[A block of data]
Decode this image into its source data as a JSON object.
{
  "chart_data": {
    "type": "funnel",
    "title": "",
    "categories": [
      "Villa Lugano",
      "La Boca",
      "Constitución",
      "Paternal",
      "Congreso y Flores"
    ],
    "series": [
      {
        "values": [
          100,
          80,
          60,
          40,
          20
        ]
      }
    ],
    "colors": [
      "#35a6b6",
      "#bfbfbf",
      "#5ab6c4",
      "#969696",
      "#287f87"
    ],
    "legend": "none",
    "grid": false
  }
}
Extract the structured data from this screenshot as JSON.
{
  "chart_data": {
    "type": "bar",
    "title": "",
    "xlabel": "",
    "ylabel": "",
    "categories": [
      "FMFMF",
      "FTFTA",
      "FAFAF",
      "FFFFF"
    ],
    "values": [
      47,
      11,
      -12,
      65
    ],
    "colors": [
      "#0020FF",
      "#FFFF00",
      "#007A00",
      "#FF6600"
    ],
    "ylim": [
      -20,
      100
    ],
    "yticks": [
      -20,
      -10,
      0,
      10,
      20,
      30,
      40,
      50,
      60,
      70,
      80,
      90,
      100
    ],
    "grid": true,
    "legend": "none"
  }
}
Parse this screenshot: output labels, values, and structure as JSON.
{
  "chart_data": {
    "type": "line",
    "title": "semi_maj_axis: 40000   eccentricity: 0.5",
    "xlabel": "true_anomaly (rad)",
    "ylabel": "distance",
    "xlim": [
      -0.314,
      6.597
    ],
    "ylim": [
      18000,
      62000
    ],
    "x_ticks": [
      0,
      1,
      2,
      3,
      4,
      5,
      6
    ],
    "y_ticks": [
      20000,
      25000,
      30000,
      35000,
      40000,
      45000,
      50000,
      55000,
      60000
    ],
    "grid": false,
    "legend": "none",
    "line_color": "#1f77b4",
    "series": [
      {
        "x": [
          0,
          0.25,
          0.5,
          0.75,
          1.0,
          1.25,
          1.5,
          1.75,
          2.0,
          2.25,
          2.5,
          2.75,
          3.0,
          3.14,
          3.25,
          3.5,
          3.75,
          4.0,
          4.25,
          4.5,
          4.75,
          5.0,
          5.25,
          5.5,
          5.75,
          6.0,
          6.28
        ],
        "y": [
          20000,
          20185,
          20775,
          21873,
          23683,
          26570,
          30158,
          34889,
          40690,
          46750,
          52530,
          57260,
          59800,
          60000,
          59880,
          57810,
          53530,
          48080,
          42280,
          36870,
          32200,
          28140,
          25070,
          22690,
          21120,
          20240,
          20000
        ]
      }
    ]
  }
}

→ **To be done**
Extract each entry in full, exactly as given.

→ **Written reply**
Decode this image into its source data as a JSON object.
{
  "chart_data": {
    "type": "funnel",
    "title": "",
    "categories": [
      "Villa Lugano",
      "La Boca",
      "Constitución",
      "Paternal",
      "Congreso y Flores"
    ],
    "series": [
      {
        "values": [
          100,
          80,
          60,
          40,
          20
        ]
      }
    ],
    "colors": [
      "#35a6b6",
      "#bfbfbf",
      "#5ab6c4",
      "#969696",
      "#287f87"
    ],
    "legend": "none",
    "grid": false
  }
}
Extract the structured data from this screenshot as JSON.
{
  "chart_data": {
    "type": "bar",
    "title": "",
    "xlabel": "",
    "ylabel": "",
    "categories": [
      "FMFMF",
      "FTFTA",
      "FAFAF",
      "FFFFF"
    ],
    "values": [
      47,
      11,
      -12,
      65
    ],
    "colors": [
      "#0020FF",
      "#FFFF00",
      "#007A00",
      "#FF6600"
    ],
    "ylim": [
      -20,
      100
    ],
    "yticks": [
      -20,
      -10,
      0,
      10,
      20,
      30,
      40,
      50,
      60,
      70,
      80,
      90,
      100
    ],
    "grid": true,
    "legend": "none"
  }
}
Parse this screenshot: output labels, values, and structure as JSON.
{
  "chart_data": {
    "type": "line",
    "title": "semi_maj_axis: 40000   eccentricity: 0.5",
    "xlabel": "true_anomaly (rad)",
    "ylabel": "distance",
    "xlim": [
      -0.314,
      6.597
    ],
    "ylim": [
      18000,
      62000
    ],
    "x_ticks": [
      0,
      1,
      2,
      3,
      4,
      5,
      6
    ],
    "y_ticks": [
      20000,
      25000,
      30000,
      35000,
      40000,
      45000,
      50000,
      55000,
      60000
    ],
    "grid": false,
    "legend": "none",
    "line_color": "#1f77b4",
    "series": [
      {
        "x": [
          0,
          0.25,
          0.5,
          0.75,
          1.0,
          1.25,
          1.5,
          1.75,
          2.0,
          2.25,
          2.5,
          2.75,
          3.0,
          3.14,
          3.25,
          3.5,
          3.75,
          4.0,
          4.25,
          4.5,
          4.75,
          5.0,
          5.25,
          5.5,
          5.75,
          6.0,
          6.28
        ],
        "y": [
          20000,
          20185,
          20775,
          21873,
          23683,
          26570,
          30158,
          34889,
          40690,
          46750,
          52530,
          57260,
          59800,
          60000,
          59880,
          57810,
          53530,
          48080,
          42280,
          36870,
          32200,
          28140,
          25070,
          22690,
          21120,
          20240,
          20000
        ]
      }
    ]
  }
}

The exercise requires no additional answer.